[EXERCISE DETAILS]: Copy out the entries below precisely; nothing is to be omitted.

START SUPPLIED RECORDS

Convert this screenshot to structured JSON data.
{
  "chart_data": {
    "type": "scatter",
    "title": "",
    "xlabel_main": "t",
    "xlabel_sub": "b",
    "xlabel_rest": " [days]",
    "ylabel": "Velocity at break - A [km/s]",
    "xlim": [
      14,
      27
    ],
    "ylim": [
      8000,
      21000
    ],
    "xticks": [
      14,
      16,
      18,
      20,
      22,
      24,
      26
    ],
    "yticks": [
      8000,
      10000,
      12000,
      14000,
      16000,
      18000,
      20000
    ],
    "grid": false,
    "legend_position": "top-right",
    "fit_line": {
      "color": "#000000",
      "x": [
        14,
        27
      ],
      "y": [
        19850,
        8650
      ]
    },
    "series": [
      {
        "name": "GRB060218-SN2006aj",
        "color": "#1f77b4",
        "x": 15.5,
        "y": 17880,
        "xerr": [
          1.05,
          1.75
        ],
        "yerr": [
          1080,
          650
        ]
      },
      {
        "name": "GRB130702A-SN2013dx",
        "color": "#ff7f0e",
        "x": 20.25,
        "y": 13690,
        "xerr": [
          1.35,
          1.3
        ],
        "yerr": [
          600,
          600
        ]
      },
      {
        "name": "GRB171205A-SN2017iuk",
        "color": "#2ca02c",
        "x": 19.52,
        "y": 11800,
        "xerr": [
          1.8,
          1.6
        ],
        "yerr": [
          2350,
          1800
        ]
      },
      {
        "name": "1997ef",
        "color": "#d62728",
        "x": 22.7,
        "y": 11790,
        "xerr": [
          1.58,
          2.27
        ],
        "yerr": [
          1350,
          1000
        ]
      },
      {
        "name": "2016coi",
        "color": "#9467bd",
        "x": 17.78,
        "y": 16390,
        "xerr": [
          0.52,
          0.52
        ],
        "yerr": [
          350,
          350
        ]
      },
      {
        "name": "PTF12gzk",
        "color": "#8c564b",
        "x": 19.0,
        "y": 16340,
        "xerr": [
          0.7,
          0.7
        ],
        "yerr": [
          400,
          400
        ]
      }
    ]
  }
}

END SUPPLIED RECORDS

[WRITTEN ANSWER]:
Convert this screenshot to structured JSON data.
{
  "chart_data": {
    "type": "scatter",
    "title": "",
    "xlabel_main": "t",
    "xlabel_sub": "b",
    "xlabel_rest": " [days]",
    "ylabel": "Velocity at break - A [km/s]",
    "xlim": [
      14,
      27
    ],
    "ylim": [
      8000,
      21000
    ],
    "xticks": [
      14,
      16,
      18,
      20,
      22,
      24,
      26
    ],
    "yticks": [
      8000,
      10000,
      12000,
      14000,
      16000,
      18000,
      20000
    ],
    "grid": false,
    "legend_position": "top-right",
    "fit_line": {
      "color": "#000000",
      "x": [
        14,
        27
      ],
      "y": [
        19850,
        8650
      ]
    },
    "series": [
      {
        "name": "GRB060218-SN2006aj",
        "color": "#1f77b4",
        "x": 15.5,
        "y": 17880,
        "xerr": [
          1.05,
          1.75
        ],
        "yerr": [
          1080,
          650
        ]
      },
      {
        "name": "GRB130702A-SN2013dx",
        "color": "#ff7f0e",
        "x": 20.25,
        "y": 13690,
        "xerr": [
          1.35,
          1.3
        ],
        "yerr": [
          600,
          600
        ]
      },
      {
        "name": "GRB171205A-SN2017iuk",
        "color": "#2ca02c",
        "x": 19.52,
        "y": 11800,
        "xerr": [
          1.8,
          1.6
        ],
        "yerr": [
          2350,
          1800
        ]
      },
      {
        "name": "1997ef",
        "color": "#d62728",
        "x": 22.7,
        "y": 11790,
        "xerr": [
          1.58,
          2.27
        ],
        "yerr": [
          1350,
          1000
        ]
      },
      {
        "name": "2016coi",
        "color": "#9467bd",
        "x": 17.78,
        "y": 16390,
        "xerr": [
          0.52,
          0.52
        ],
        "yerr": [
          350,
          350
        ]
      },
      {
        "name": "PTF12gzk",
        "color": "#8c564b",
        "x": 19.0,
        "y": 16340,
        "xerr": [
          0.7,
          0.7
        ],
        "yerr": [
          400,
          400
        ]
      }
    ]
  }
}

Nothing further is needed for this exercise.